GIVEN REQUEST> Make an exact copy of all the records.

ENTRIES SUPPLIED>
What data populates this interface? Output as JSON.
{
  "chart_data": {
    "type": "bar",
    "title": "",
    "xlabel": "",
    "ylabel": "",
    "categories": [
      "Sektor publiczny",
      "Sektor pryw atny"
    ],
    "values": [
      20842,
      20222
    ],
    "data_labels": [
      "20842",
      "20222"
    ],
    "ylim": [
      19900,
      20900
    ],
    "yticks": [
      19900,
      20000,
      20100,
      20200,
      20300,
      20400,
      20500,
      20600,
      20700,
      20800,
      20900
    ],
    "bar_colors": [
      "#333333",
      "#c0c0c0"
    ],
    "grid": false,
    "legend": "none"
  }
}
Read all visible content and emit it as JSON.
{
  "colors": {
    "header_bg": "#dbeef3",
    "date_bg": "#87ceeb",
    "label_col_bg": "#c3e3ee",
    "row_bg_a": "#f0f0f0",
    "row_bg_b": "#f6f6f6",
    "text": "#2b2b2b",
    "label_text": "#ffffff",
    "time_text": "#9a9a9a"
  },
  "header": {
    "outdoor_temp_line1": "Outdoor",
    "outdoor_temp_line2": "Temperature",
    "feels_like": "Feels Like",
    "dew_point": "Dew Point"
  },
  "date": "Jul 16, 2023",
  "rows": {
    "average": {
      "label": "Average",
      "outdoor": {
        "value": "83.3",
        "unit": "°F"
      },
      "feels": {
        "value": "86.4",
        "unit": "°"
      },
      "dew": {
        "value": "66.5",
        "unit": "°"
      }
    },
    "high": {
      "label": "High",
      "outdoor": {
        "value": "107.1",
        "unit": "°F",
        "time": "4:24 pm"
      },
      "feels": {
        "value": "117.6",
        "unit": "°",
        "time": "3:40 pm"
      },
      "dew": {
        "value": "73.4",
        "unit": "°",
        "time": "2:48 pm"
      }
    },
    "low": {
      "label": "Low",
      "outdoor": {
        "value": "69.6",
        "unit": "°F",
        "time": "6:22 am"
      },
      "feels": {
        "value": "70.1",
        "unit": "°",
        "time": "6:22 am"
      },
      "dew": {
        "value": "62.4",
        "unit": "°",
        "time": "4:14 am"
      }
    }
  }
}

RESPONSE TO THE EXERCISE>
What data populates this interface? Output as JSON.
{
  "chart_data": {
    "type": "bar",
    "title": "",
    "xlabel": "",
    "ylabel": "",
    "categories": [
      "Sektor publiczny",
      "Sektor pryw atny"
    ],
    "values": [
      20842,
      20222
    ],
    "data_labels": [
      "20842",
      "20222"
    ],
    "ylim": [
      19900,
      20900
    ],
    "yticks": [
      19900,
      20000,
      20100,
      20200,
      20300,
      20400,
      20500,
      20600,
      20700,
      20800,
      20900
    ],
    "bar_colors": [
      "#333333",
      "#c0c0c0"
    ],
    "grid": false,
    "legend": "none"
  }
}
Read all visible content and emit it as JSON.
{
  "colors": {
    "header_bg": "#dbeef3",
    "date_bg": "#87ceeb",
    "label_col_bg": "#c3e3ee",
    "row_bg_a": "#f0f0f0",
    "row_bg_b": "#f6f6f6",
    "text": "#2b2b2b",
    "label_text": "#ffffff",
    "time_text": "#9a9a9a"
  },
  "header": {
    "outdoor_temp_line1": "Outdoor",
    "outdoor_temp_line2": "Temperature",
    "feels_like": "Feels Like",
    "dew_point": "Dew Point"
  },
  "date": "Jul 16, 2023",
  "rows": {
    "average": {
      "label": "Average",
      "outdoor": {
        "value": "83.3",
        "unit": "°F"
      },
      "feels": {
        "value": "86.4",
        "unit": "°"
      },
      "dew": {
        "value": "66.5",
        "unit": "°"
      }
    },
    "high": {
      "label": "High",
      "outdoor": {
        "value": "107.1",
        "unit": "°F",
        "time": "4:24 pm"
      },
      "feels": {
        "value": "117.6",
        "unit": "°",
        "time": "3:40 pm"
      },
      "dew": {
        "value": "73.4",
        "unit": "°",
        "time": "2:48 pm"
      }
    },
    "low": {
      "label": "Low",
      "outdoor": {
        "value": "69.6",
        "unit": "°F",
        "time": "6:22 am"
      },
      "feels": {
        "value": "70.1",
        "unit": "°",
        "time": "6:22 am"
      },
      "dew": {
        "value": "62.4",
        "unit": "°",
        "time": "4:14 am"
      }
    }
  }
}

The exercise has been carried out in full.